**JOB:**
Only the number is wanted: how many lines contain "Hänsel"?

**DATA SUPPLIED:**
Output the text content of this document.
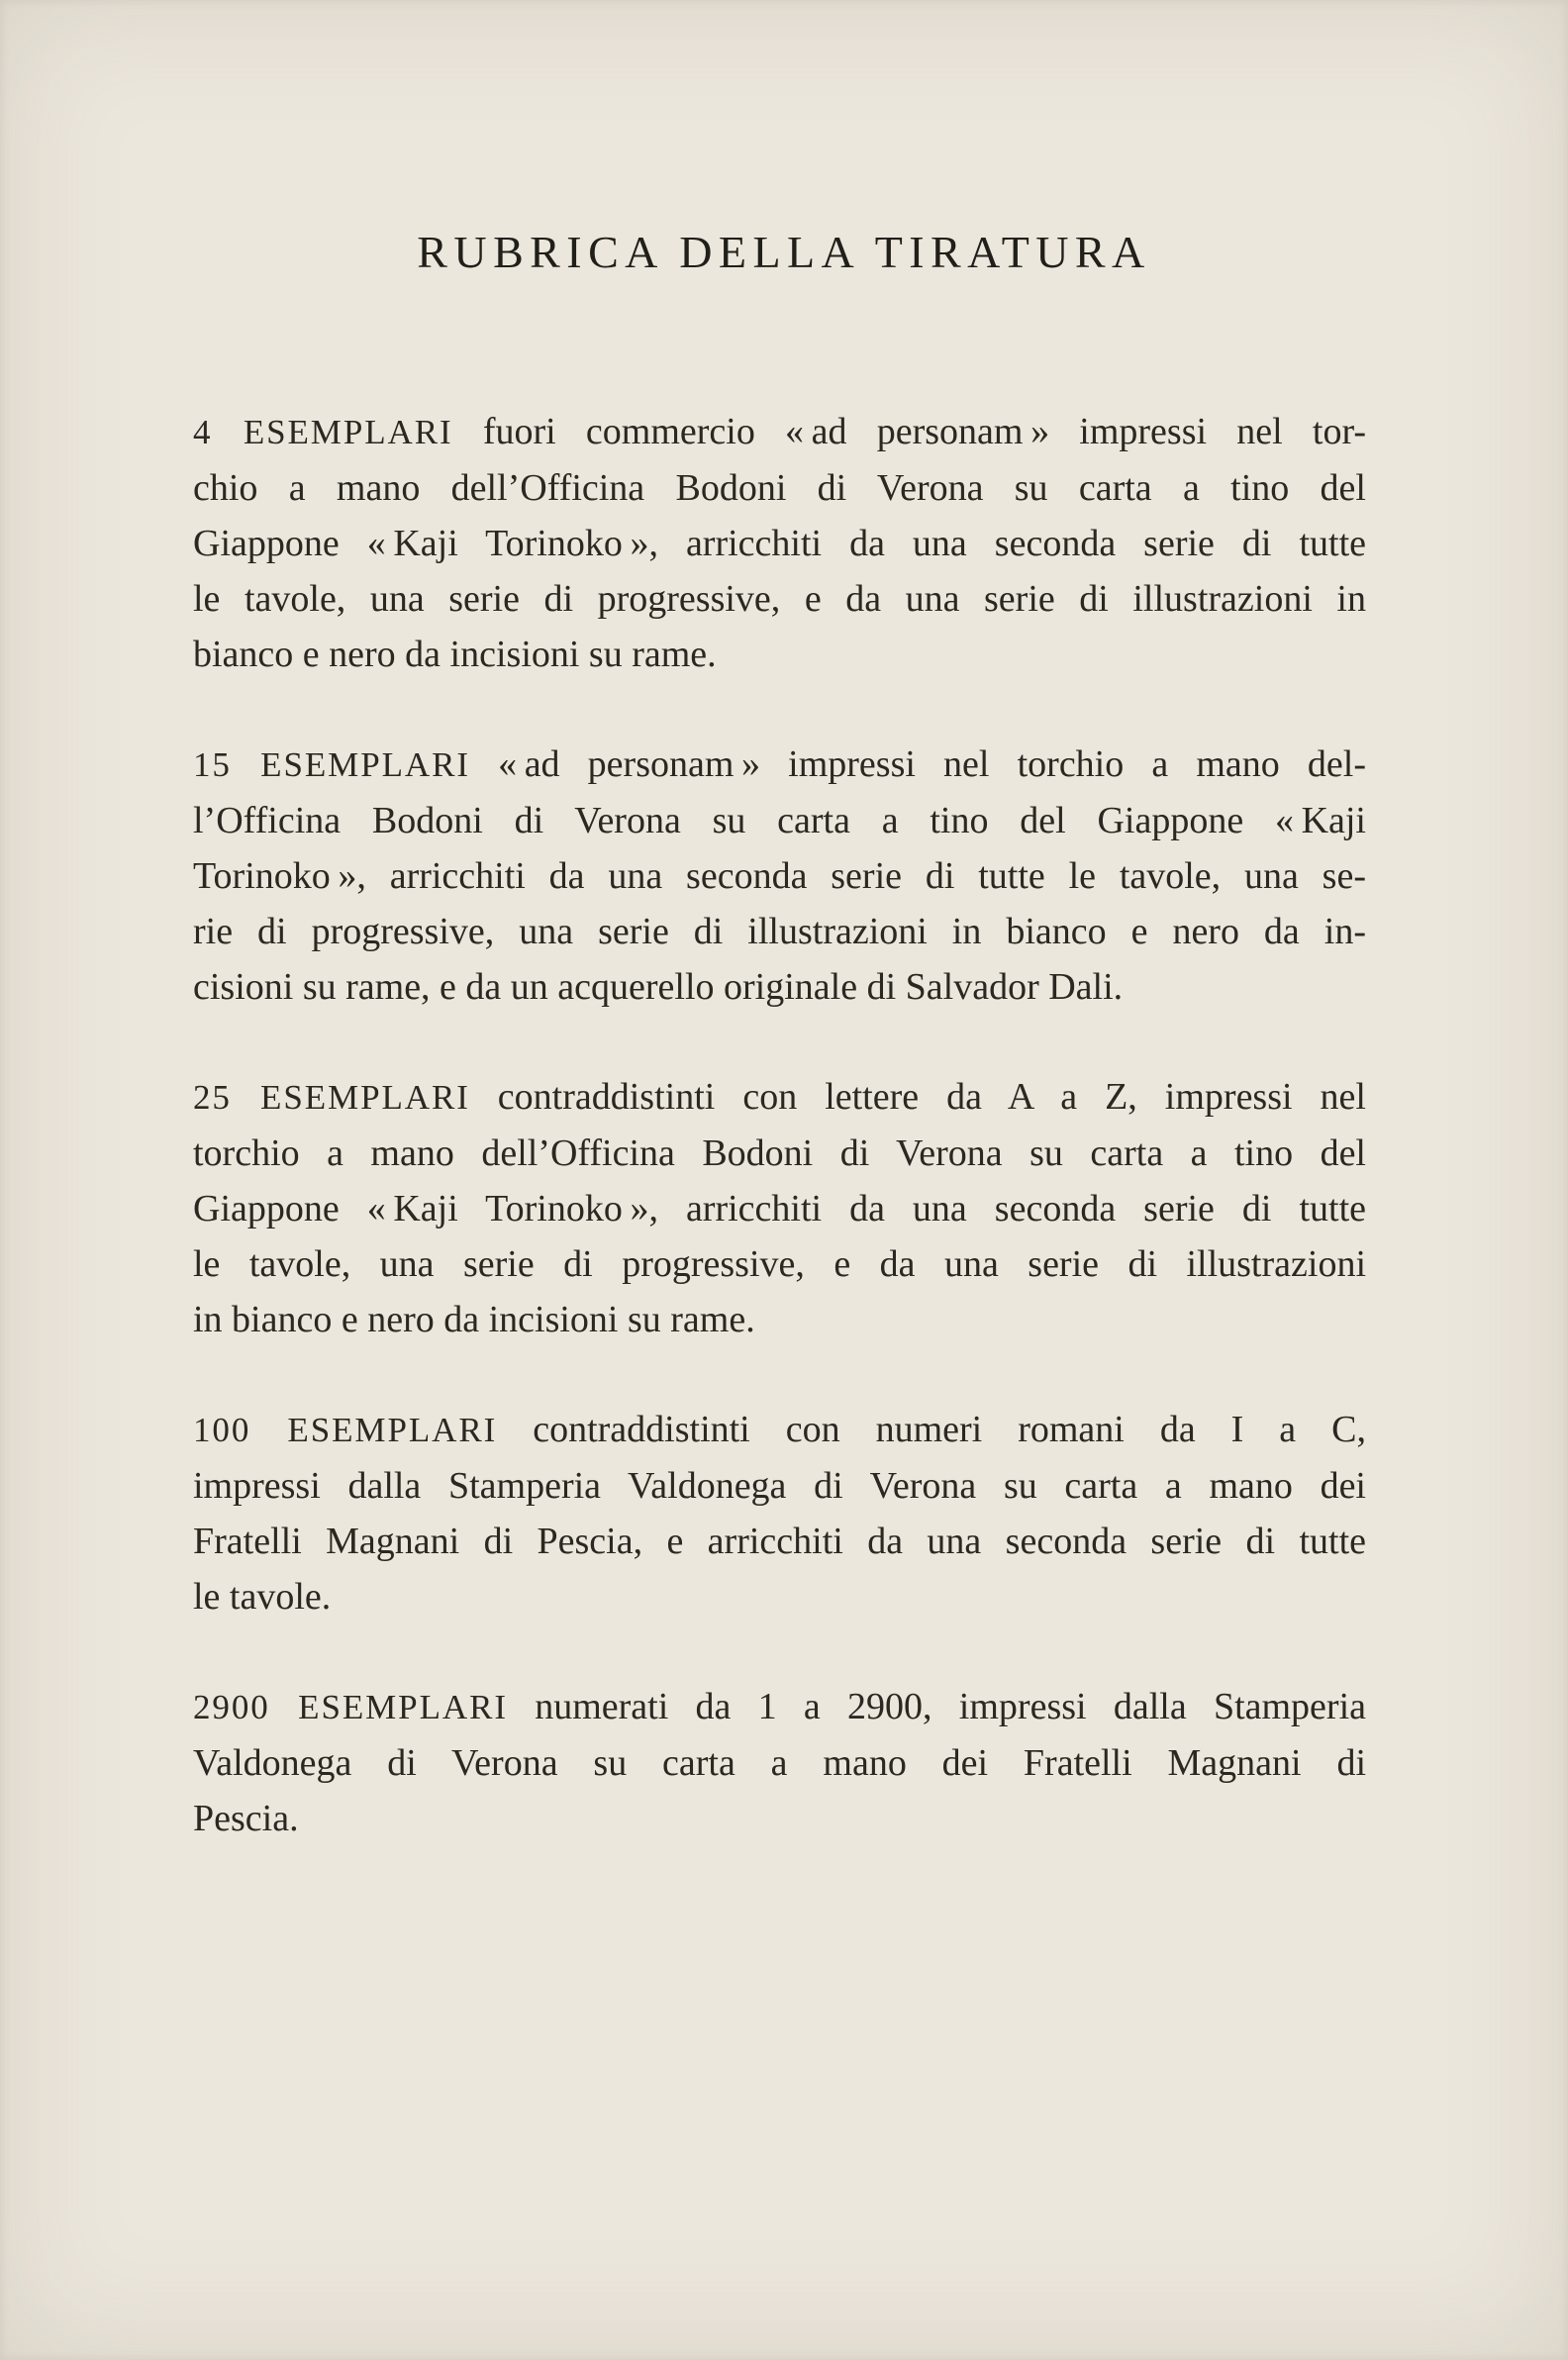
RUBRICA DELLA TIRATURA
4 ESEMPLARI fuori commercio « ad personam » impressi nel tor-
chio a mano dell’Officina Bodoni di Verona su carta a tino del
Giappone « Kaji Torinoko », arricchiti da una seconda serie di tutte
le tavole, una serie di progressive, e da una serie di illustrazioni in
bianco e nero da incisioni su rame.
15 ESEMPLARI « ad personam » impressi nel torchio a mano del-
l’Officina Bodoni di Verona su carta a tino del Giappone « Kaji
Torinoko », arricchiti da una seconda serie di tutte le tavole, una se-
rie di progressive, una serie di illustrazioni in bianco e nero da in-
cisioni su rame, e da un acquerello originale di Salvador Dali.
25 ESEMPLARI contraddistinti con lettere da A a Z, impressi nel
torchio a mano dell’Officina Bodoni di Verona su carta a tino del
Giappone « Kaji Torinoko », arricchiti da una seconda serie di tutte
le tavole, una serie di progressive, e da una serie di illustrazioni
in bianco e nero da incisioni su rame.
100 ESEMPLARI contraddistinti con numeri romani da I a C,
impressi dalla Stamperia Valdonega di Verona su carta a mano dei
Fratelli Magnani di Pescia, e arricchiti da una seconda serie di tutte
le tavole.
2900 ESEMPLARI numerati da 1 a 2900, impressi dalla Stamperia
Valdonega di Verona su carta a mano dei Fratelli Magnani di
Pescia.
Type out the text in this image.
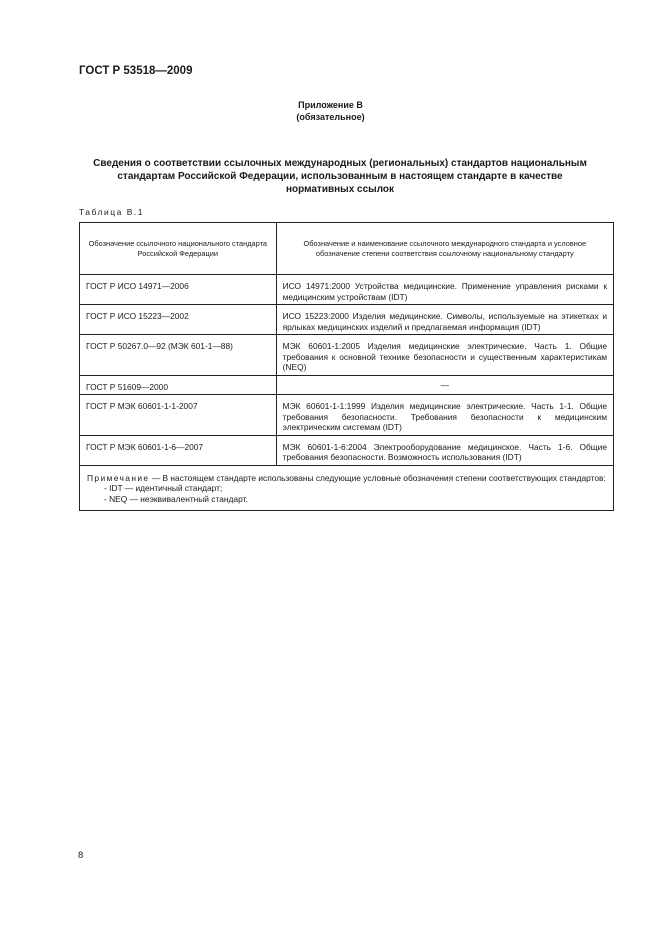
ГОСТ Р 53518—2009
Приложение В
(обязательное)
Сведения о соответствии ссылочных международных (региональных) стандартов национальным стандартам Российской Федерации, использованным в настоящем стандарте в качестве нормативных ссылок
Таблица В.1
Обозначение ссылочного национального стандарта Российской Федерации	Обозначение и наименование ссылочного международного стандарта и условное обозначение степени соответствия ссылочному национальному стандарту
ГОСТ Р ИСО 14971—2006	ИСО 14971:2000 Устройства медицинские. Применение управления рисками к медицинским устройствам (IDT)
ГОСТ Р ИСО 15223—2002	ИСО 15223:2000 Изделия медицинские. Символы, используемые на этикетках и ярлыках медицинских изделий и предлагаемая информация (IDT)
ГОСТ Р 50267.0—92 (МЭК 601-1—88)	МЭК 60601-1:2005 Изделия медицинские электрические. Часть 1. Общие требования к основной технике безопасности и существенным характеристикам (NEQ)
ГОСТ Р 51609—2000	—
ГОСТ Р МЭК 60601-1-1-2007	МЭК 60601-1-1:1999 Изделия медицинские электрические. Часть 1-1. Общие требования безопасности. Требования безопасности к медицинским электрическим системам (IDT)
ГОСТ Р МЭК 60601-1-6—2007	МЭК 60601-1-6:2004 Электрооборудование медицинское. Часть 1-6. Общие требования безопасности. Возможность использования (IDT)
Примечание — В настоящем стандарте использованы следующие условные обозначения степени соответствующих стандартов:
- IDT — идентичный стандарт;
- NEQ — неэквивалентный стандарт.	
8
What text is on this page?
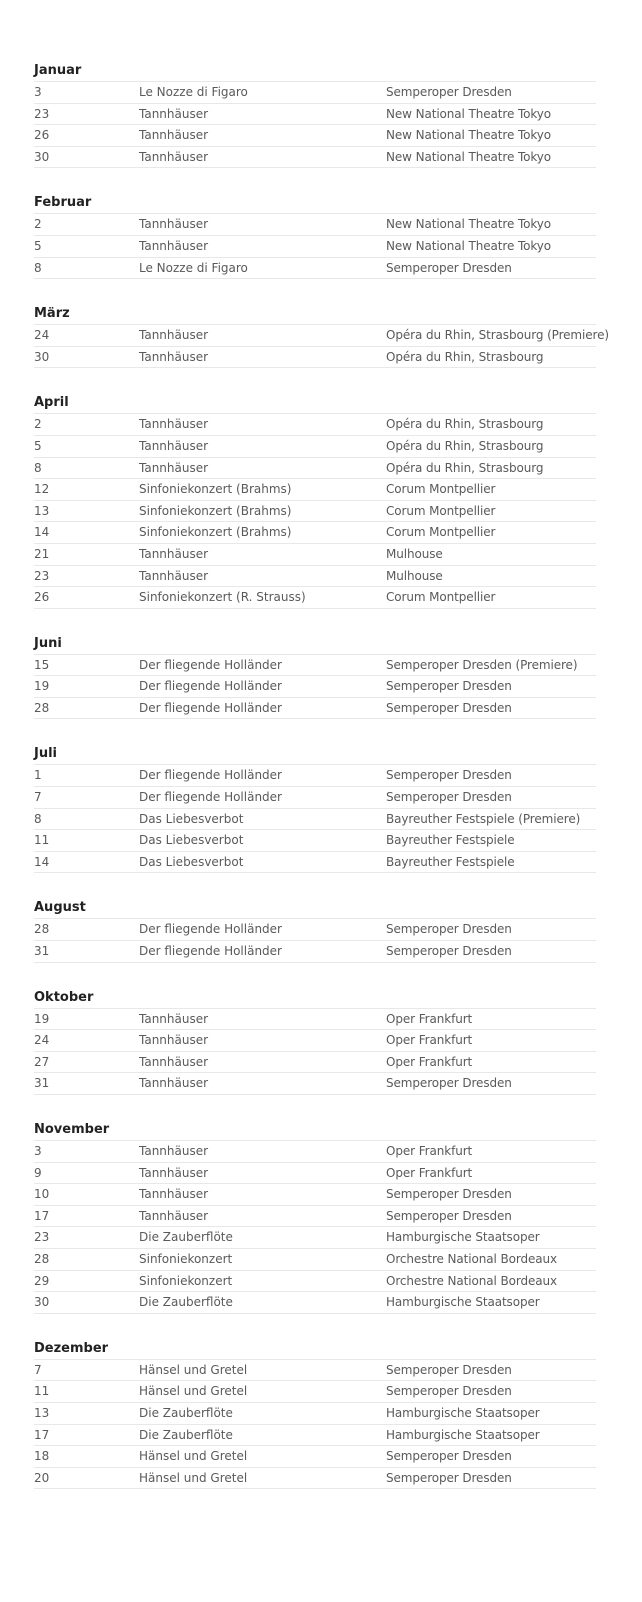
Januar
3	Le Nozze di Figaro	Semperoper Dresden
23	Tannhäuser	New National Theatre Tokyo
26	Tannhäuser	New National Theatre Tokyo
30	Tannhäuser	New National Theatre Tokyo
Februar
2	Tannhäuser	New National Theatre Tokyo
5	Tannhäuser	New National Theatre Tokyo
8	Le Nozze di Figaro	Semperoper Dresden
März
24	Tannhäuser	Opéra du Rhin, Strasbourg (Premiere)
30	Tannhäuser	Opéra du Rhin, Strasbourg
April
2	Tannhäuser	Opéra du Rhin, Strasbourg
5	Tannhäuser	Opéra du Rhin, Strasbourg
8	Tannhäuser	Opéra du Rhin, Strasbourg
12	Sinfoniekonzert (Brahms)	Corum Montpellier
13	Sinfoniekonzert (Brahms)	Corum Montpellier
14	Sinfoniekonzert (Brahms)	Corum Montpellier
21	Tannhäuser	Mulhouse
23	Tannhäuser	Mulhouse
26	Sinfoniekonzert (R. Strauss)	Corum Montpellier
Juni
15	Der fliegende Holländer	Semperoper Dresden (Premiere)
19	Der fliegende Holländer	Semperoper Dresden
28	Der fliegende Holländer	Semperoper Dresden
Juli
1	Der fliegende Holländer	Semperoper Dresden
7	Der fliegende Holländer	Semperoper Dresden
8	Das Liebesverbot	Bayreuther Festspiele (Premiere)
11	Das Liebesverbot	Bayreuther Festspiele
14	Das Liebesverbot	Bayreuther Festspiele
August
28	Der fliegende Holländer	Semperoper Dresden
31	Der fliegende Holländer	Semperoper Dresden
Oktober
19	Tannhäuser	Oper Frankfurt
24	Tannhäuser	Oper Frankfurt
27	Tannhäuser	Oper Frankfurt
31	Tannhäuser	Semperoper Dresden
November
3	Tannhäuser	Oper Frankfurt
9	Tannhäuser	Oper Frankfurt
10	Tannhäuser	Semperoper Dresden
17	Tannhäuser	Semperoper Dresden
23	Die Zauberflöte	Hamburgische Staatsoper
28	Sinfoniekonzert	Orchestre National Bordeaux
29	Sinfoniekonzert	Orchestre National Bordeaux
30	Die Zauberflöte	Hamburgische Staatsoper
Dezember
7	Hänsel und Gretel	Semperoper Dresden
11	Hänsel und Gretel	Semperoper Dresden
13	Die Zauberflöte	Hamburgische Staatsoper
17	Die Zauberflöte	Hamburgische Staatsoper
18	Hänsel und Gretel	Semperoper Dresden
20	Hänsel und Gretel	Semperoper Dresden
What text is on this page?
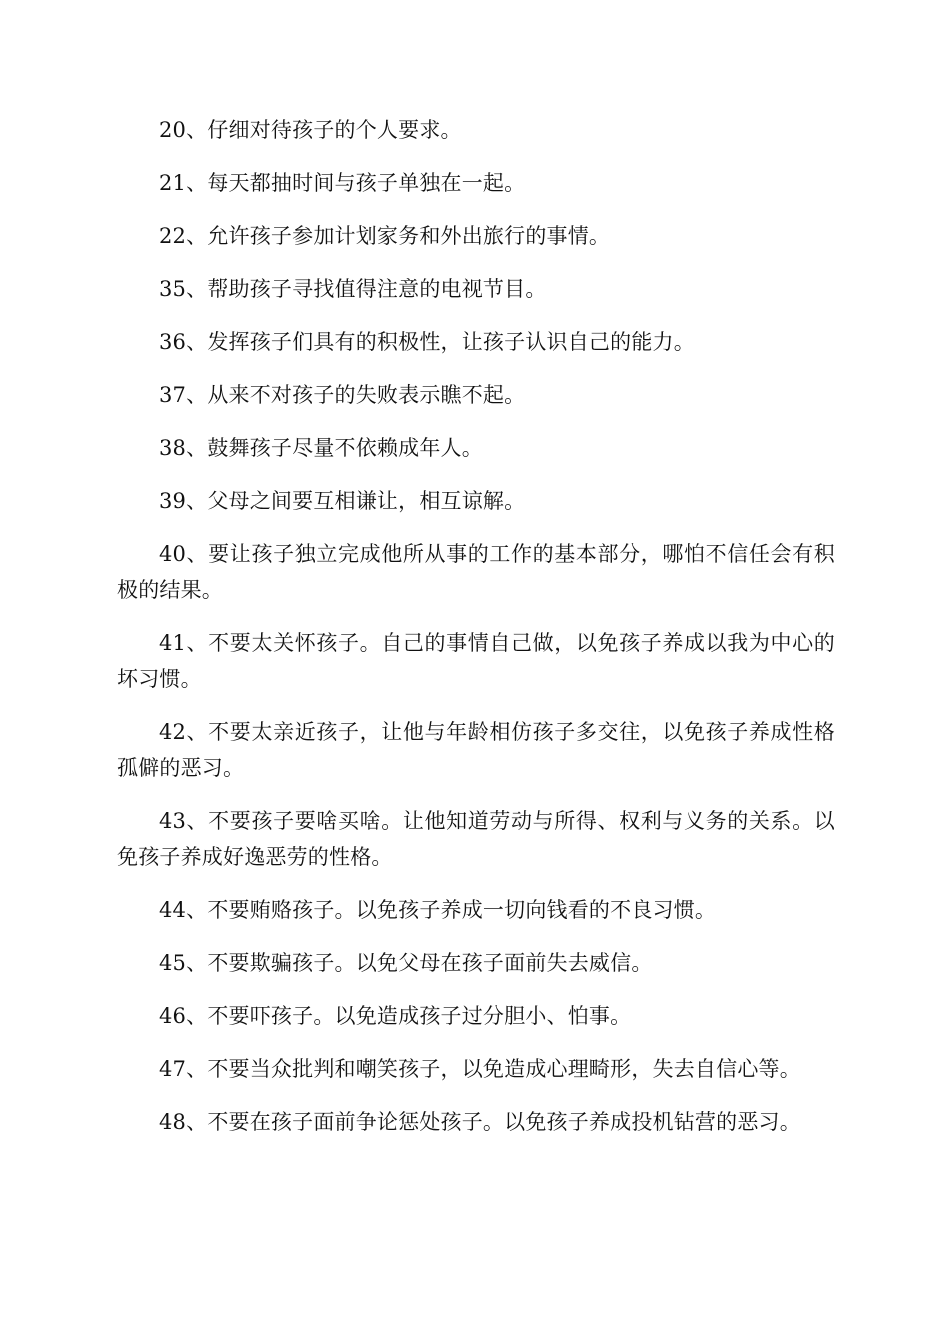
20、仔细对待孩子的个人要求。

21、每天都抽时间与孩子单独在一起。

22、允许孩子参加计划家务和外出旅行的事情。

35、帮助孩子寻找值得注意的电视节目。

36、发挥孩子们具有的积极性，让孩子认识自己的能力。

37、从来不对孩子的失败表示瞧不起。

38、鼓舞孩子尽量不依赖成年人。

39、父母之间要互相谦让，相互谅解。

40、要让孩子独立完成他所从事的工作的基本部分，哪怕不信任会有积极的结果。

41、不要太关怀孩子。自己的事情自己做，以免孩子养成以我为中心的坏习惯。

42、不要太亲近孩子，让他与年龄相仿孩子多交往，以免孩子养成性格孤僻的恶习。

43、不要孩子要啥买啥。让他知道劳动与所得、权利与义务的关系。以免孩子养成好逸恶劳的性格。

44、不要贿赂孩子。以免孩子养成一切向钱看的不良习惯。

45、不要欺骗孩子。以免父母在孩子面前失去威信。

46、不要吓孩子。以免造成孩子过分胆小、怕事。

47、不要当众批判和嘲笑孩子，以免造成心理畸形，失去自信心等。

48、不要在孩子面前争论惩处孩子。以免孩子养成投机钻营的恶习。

**RESULT BELOW:**
4